▸ **Task statement**
Leave out the pictures and restate the rest of the data exactly.

********************

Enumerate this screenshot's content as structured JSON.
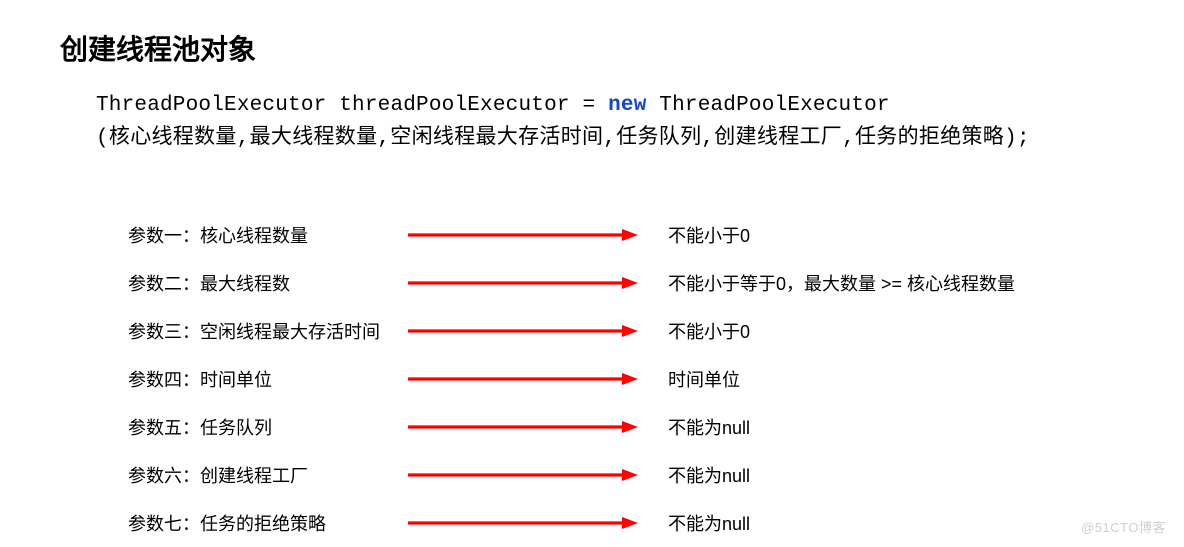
{
  "title": "创建线程池对象",
  "code": {
    "line1_prefix": "ThreadPoolExecutor threadPoolExecutor = ",
    "line1_kw": "new",
    "line1_suffix": " ThreadPoolExecutor",
    "line2": "(核心线程数量,最大线程数量,空闲线程最大存活时间,任务队列,创建线程工厂,任务的拒绝策略);"
  },
  "params": [
    {
      "label": "参数一：核心线程数量",
      "desc": "不能小于0"
    },
    {
      "label": "参数二：最大线程数",
      "desc": "不能小于等于0，最大数量 >= 核心线程数量"
    },
    {
      "label": "参数三：空闲线程最大存活时间",
      "desc": "不能小于0"
    },
    {
      "label": "参数四：时间单位",
      "desc": "时间单位"
    },
    {
      "label": "参数五：任务队列",
      "desc": "不能为null"
    },
    {
      "label": "参数六：创建线程工厂",
      "desc": "不能为null"
    },
    {
      "label": "参数七：任务的拒绝策略",
      "desc": "不能为null"
    }
  ],
  "arrow_color": "#ff0000",
  "watermark": "@51CTO博客"
}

********************

▸ **Task output**
Enumerate this screenshot's content as structured JSON.
{
  "title": "创建线程池对象",
  "code": {
    "line1_prefix": "ThreadPoolExecutor threadPoolExecutor = ",
    "line1_kw": "new",
    "line1_suffix": " ThreadPoolExecutor",
    "line2": "(核心线程数量,最大线程数量,空闲线程最大存活时间,任务队列,创建线程工厂,任务的拒绝策略);"
  },
  "params": [
    {
      "label": "参数一：核心线程数量",
      "desc": "不能小于0"
    },
    {
      "label": "参数二：最大线程数",
      "desc": "不能小于等于0，最大数量 >= 核心线程数量"
    },
    {
      "label": "参数三：空闲线程最大存活时间",
      "desc": "不能小于0"
    },
    {
      "label": "参数四：时间单位",
      "desc": "时间单位"
    },
    {
      "label": "参数五：任务队列",
      "desc": "不能为null"
    },
    {
      "label": "参数六：创建线程工厂",
      "desc": "不能为null"
    },
    {
      "label": "参数七：任务的拒绝策略",
      "desc": "不能为null"
    }
  ],
  "arrow_color": "#ff0000",
  "watermark": "@51CTO博客"
}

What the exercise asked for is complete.